# Dataset entries:

══════════════════════════════

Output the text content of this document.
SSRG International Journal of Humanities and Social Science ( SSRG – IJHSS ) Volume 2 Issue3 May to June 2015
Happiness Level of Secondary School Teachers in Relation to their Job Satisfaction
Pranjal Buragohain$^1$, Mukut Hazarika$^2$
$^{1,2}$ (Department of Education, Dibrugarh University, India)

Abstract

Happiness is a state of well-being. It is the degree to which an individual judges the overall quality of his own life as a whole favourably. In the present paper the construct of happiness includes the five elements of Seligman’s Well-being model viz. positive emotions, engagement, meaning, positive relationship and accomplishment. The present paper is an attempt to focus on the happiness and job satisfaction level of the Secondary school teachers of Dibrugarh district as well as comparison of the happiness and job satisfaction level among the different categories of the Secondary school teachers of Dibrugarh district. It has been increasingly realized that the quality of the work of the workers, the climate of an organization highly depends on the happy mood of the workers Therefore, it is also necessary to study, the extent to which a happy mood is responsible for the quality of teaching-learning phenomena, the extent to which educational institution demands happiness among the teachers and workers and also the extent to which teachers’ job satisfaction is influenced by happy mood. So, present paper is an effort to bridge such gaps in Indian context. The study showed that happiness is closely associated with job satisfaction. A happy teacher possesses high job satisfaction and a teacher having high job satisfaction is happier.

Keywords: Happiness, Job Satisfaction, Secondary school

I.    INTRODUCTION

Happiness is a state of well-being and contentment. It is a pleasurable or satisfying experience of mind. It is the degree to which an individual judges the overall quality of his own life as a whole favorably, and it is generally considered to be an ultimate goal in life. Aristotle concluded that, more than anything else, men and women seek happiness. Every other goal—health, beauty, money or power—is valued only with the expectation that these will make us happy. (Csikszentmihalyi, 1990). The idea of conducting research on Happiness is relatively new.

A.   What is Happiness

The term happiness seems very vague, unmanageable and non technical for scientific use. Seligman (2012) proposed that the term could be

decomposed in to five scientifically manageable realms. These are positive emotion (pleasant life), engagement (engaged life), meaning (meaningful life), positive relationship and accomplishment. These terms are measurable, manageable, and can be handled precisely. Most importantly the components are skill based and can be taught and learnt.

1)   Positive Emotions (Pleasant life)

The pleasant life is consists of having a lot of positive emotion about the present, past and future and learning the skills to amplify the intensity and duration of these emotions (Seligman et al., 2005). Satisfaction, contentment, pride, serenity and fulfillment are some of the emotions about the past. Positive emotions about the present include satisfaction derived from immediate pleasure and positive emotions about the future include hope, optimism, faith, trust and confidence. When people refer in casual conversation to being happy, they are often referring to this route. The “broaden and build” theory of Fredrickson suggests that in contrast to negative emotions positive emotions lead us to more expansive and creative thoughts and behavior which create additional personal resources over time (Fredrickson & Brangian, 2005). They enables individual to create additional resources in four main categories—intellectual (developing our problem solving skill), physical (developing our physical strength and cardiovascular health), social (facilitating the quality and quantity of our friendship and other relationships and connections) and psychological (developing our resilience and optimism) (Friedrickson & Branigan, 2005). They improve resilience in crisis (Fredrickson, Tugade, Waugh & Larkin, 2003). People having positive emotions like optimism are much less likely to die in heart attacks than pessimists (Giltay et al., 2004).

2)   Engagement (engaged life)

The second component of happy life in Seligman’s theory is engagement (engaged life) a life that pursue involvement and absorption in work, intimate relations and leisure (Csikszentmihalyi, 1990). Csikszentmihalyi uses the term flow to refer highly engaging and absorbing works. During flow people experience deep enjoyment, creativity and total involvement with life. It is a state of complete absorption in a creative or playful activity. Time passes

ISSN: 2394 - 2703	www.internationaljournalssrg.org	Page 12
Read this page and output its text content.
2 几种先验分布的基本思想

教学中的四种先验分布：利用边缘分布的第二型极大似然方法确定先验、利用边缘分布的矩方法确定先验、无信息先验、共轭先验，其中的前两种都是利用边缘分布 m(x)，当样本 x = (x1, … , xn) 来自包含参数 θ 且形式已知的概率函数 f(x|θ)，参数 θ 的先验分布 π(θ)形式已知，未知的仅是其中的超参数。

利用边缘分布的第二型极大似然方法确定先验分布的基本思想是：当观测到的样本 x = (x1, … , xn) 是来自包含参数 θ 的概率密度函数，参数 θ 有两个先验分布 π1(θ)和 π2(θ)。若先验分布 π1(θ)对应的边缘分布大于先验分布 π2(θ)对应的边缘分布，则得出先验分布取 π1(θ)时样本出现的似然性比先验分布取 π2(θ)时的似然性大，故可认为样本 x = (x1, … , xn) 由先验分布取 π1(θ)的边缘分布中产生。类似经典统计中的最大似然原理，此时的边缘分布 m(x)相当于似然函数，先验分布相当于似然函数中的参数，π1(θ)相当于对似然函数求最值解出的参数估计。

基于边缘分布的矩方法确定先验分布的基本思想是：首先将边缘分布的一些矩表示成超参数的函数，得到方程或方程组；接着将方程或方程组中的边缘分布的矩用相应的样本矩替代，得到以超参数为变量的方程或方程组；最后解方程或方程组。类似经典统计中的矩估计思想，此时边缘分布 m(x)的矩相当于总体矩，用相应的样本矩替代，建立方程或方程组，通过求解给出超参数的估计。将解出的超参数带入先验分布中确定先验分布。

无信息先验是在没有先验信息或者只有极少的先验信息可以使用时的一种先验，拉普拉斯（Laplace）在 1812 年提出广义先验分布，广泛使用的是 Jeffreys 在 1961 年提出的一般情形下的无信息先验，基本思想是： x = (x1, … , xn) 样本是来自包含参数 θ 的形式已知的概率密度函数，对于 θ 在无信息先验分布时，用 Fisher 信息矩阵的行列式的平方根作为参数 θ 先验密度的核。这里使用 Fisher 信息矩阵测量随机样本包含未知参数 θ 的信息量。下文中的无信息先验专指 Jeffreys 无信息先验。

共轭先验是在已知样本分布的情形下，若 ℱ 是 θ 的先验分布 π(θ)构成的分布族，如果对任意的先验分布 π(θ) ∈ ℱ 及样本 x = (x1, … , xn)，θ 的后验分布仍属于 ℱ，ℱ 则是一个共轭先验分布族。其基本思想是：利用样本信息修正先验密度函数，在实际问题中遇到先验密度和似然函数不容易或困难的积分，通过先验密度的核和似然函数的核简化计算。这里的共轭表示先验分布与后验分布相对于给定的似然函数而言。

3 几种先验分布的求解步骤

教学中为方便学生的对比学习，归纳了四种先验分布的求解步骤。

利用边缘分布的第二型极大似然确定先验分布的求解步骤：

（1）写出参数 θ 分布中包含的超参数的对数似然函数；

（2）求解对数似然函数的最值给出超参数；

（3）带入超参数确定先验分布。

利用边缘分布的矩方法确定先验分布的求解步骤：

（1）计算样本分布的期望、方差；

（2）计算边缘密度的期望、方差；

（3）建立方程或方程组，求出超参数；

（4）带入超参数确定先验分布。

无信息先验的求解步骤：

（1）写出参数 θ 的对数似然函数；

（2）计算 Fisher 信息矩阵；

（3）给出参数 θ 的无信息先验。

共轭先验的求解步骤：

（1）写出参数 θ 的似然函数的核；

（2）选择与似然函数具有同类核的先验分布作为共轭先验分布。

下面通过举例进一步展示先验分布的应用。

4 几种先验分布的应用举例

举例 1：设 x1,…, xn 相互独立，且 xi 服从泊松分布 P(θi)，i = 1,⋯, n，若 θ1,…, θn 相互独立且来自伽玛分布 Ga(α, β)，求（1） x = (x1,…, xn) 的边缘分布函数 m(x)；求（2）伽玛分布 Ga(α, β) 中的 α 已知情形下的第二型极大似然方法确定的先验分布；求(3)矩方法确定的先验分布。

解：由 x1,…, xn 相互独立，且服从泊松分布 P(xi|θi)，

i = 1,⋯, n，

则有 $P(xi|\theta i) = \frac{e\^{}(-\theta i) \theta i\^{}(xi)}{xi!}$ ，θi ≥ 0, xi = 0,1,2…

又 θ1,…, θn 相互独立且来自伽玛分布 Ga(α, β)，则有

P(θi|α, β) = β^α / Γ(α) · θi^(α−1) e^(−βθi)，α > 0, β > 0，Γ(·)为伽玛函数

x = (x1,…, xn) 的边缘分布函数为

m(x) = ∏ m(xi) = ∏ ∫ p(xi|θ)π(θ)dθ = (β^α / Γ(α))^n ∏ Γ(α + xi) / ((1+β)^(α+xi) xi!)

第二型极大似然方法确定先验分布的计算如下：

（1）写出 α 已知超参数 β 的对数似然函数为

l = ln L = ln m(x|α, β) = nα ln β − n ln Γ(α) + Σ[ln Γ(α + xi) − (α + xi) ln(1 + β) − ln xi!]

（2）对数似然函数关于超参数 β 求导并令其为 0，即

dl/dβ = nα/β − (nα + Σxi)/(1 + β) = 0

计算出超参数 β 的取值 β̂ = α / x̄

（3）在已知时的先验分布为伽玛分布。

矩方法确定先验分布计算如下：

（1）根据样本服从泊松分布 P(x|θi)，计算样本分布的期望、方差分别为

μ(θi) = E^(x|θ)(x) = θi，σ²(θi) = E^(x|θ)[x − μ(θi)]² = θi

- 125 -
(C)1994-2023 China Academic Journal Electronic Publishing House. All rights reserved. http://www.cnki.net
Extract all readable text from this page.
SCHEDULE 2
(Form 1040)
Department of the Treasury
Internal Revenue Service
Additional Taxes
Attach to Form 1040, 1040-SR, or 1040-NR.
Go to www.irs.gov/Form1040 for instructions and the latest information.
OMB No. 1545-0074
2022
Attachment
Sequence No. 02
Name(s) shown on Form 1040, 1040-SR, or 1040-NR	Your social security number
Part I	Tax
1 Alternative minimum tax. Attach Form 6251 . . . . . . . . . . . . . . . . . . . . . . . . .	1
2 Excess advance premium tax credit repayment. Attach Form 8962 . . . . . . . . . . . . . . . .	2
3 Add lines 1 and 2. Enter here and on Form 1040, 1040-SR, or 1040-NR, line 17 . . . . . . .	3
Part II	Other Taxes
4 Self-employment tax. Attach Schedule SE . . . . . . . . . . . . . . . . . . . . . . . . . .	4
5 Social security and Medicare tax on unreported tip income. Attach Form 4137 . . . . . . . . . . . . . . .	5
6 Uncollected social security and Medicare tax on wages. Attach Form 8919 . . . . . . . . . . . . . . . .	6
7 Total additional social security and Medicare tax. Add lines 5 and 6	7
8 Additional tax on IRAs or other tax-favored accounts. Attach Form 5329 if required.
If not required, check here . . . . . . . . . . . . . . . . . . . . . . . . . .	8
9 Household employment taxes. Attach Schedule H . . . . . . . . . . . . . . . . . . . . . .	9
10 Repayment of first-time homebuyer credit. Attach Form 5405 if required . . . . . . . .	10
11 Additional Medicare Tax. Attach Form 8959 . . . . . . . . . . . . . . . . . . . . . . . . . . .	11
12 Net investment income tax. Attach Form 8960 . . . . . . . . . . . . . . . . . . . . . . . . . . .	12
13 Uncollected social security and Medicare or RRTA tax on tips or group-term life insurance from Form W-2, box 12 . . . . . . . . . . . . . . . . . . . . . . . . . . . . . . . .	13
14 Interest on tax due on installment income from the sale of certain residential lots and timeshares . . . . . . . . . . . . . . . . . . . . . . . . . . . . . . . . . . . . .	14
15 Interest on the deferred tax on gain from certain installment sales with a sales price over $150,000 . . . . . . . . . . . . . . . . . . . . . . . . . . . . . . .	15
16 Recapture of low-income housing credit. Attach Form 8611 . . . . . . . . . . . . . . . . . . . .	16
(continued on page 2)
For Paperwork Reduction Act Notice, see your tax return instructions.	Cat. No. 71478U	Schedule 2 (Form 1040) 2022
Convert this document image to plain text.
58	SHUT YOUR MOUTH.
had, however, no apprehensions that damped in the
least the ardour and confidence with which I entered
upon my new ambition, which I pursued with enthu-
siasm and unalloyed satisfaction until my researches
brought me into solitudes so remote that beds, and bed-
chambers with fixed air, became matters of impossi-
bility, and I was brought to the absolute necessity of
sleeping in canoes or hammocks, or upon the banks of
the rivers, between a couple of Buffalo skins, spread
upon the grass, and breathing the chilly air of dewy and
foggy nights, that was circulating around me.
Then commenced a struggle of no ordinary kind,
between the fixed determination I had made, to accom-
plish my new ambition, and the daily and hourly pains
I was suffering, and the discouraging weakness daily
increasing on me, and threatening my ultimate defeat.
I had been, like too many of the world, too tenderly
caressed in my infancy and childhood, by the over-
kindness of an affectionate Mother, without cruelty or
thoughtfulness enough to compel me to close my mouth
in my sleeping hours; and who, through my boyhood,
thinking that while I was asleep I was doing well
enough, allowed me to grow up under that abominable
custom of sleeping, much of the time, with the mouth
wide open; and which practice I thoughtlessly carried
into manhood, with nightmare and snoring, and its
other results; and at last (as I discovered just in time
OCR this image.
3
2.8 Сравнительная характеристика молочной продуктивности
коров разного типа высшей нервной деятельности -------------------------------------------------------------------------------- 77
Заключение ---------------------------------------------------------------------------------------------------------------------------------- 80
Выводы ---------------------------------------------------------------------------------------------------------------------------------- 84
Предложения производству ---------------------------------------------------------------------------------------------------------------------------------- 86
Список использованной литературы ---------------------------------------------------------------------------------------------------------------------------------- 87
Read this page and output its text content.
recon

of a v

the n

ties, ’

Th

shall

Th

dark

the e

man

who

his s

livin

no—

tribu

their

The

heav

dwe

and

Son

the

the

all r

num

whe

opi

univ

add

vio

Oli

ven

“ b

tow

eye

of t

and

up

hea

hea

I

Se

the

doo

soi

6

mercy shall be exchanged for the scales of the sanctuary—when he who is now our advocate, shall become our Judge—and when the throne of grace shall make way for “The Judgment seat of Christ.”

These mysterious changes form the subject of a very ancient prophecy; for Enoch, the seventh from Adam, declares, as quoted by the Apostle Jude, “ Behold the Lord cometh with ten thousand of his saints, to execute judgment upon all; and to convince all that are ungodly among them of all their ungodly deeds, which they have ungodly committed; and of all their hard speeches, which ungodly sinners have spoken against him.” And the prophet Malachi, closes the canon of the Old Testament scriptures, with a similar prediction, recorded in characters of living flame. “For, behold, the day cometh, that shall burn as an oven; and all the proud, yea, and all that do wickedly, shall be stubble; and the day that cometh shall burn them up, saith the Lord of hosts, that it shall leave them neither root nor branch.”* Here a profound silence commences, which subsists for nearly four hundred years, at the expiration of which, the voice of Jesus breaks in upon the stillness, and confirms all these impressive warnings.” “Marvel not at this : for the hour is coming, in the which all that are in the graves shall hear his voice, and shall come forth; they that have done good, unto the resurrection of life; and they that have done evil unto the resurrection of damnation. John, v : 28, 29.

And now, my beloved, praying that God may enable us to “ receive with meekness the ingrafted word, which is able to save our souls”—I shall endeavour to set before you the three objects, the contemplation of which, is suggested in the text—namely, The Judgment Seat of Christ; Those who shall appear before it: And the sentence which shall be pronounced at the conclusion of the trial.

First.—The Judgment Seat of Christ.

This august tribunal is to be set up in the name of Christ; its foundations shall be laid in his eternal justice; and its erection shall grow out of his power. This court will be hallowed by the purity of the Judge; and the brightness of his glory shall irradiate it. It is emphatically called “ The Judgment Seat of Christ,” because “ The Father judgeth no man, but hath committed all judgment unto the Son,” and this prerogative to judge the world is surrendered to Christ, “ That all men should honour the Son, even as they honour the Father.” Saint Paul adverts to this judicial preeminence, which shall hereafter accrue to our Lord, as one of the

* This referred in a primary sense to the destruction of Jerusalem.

══════════════════════════════

# Short task:
Copy every line of the listing that contains the word "image".

# Complete output:
Convert this document image to plain text.
OCR this image.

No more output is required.